• GOAL:
Copy every one of the following records word for word, keeping each line and character unchanged.

.....

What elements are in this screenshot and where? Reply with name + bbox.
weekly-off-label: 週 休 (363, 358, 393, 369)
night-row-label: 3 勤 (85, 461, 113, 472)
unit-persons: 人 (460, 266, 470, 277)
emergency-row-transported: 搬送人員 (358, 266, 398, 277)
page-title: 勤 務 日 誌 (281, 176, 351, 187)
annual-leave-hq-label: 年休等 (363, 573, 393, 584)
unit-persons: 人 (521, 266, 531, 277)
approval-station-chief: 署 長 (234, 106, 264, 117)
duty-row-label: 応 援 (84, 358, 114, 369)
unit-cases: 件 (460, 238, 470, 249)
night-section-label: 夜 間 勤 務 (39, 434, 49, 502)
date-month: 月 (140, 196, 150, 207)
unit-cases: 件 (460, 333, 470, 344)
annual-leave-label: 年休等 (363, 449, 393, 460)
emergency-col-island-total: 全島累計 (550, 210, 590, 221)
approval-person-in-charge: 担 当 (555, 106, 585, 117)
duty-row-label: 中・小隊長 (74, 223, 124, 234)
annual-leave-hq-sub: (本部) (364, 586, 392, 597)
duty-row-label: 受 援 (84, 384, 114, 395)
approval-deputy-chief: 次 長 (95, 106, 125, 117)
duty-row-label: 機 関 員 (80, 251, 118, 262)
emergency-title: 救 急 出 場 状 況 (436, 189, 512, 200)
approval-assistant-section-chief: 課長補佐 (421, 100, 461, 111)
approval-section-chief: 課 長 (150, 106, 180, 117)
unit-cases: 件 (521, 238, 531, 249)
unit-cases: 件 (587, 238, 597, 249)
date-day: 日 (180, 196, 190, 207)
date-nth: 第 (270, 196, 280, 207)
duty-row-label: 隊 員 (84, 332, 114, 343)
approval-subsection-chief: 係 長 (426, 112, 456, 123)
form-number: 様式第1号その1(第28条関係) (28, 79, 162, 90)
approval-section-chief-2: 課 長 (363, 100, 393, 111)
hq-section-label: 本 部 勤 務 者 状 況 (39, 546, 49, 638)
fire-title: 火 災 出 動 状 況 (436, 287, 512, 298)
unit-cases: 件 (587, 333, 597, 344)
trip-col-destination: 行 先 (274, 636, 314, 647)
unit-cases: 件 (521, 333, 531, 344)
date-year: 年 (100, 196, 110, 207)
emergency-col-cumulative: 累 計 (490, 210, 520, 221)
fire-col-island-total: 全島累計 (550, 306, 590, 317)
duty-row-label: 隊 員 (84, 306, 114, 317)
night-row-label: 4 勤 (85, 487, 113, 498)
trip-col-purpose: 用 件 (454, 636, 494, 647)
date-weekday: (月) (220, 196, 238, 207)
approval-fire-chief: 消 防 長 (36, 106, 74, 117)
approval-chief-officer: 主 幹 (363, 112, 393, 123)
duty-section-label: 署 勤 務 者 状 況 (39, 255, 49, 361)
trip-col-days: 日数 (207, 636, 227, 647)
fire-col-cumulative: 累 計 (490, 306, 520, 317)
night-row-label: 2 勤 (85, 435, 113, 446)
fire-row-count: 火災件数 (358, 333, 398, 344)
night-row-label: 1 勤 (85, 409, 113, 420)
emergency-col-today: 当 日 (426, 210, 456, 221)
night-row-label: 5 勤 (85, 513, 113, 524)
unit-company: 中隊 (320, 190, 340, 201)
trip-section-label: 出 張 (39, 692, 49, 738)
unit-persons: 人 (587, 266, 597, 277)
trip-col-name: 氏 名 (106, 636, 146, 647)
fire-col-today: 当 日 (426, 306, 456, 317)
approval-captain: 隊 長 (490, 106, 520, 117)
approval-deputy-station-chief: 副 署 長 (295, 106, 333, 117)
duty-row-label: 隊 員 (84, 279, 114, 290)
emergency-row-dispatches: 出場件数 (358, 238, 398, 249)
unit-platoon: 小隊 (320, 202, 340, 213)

.....

• SOLUTION BELOW:
What elements are in this screenshot and where? Reply with name + bbox.
weekly-off-label: 週 休 (363, 358, 393, 369)
night-row-label: 3 勤 (85, 461, 113, 472)
unit-persons: 人 (460, 266, 470, 277)
emergency-row-transported: 搬送人員 (358, 266, 398, 277)
page-title: 勤 務 日 誌 (281, 176, 351, 187)
annual-leave-hq-label: 年休等 (363, 573, 393, 584)
unit-persons: 人 (521, 266, 531, 277)
approval-station-chief: 署 長 (234, 106, 264, 117)
duty-row-label: 応 援 (84, 358, 114, 369)
unit-cases: 件 (460, 238, 470, 249)
night-section-label: 夜 間 勤 務 (39, 434, 49, 502)
date-month: 月 (140, 196, 150, 207)
unit-cases: 件 (460, 333, 470, 344)
annual-leave-label: 年休等 (363, 449, 393, 460)
emergency-col-island-total: 全島累計 (550, 210, 590, 221)
approval-person-in-charge: 担 当 (555, 106, 585, 117)
duty-row-label: 中・小隊長 (74, 223, 124, 234)
annual-leave-hq-sub: (本部) (364, 586, 392, 597)
duty-row-label: 受 援 (84, 384, 114, 395)
approval-deputy-chief: 次 長 (95, 106, 125, 117)
duty-row-label: 機 関 員 (80, 251, 118, 262)
emergency-title: 救 急 出 場 状 況 (436, 189, 512, 200)
approval-assistant-section-chief: 課長補佐 (421, 100, 461, 111)
approval-section-chief: 課 長 (150, 106, 180, 117)
unit-cases: 件 (521, 238, 531, 249)
unit-cases: 件 (587, 238, 597, 249)
date-day: 日 (180, 196, 190, 207)
date-nth: 第 (270, 196, 280, 207)
duty-row-label: 隊 員 (84, 332, 114, 343)
approval-subsection-chief: 係 長 (426, 112, 456, 123)
form-number: 様式第1号その1(第28条関係) (28, 79, 162, 90)
approval-section-chief-2: 課 長 (363, 100, 393, 111)
hq-section-label: 本 部 勤 務 者 状 況 (39, 546, 49, 638)
fire-title: 火 災 出 動 状 況 (436, 287, 512, 298)
unit-cases: 件 (587, 333, 597, 344)
trip-col-destination: 行 先 (274, 636, 314, 647)
unit-cases: 件 (521, 333, 531, 344)
date-year: 年 (100, 196, 110, 207)
emergency-col-cumulative: 累 計 (490, 210, 520, 221)
fire-col-island-total: 全島累計 (550, 306, 590, 317)
duty-row-label: 隊 員 (84, 306, 114, 317)
night-row-label: 4 勤 (85, 487, 113, 498)
trip-col-purpose: 用 件 (454, 636, 494, 647)
date-weekday: (月) (220, 196, 238, 207)
approval-fire-chief: 消 防 長 (36, 106, 74, 117)
approval-chief-officer: 主 幹 (363, 112, 393, 123)
duty-section-label: 署 勤 務 者 状 況 (39, 255, 49, 361)
trip-col-days: 日数 (207, 636, 227, 647)
fire-col-cumulative: 累 計 (490, 306, 520, 317)
night-row-label: 2 勤 (85, 435, 113, 446)
fire-row-count: 火災件数 (358, 333, 398, 344)
night-row-label: 1 勤 (85, 409, 113, 420)
emergency-col-today: 当 日 (426, 210, 456, 221)
night-row-label: 5 勤 (85, 513, 113, 524)
unit-company: 中隊 (320, 190, 340, 201)
trip-section-label: 出 張 (39, 692, 49, 738)
unit-persons: 人 (587, 266, 597, 277)
trip-col-name: 氏 名 (106, 636, 146, 647)
fire-col-today: 当 日 (426, 306, 456, 317)
approval-captain: 隊 長 (490, 106, 520, 117)
approval-deputy-station-chief: 副 署 長 (295, 106, 333, 117)
duty-row-label: 隊 員 (84, 279, 114, 290)
emergency-row-dispatches: 出場件数 (358, 238, 398, 249)
unit-platoon: 小隊 (320, 202, 340, 213)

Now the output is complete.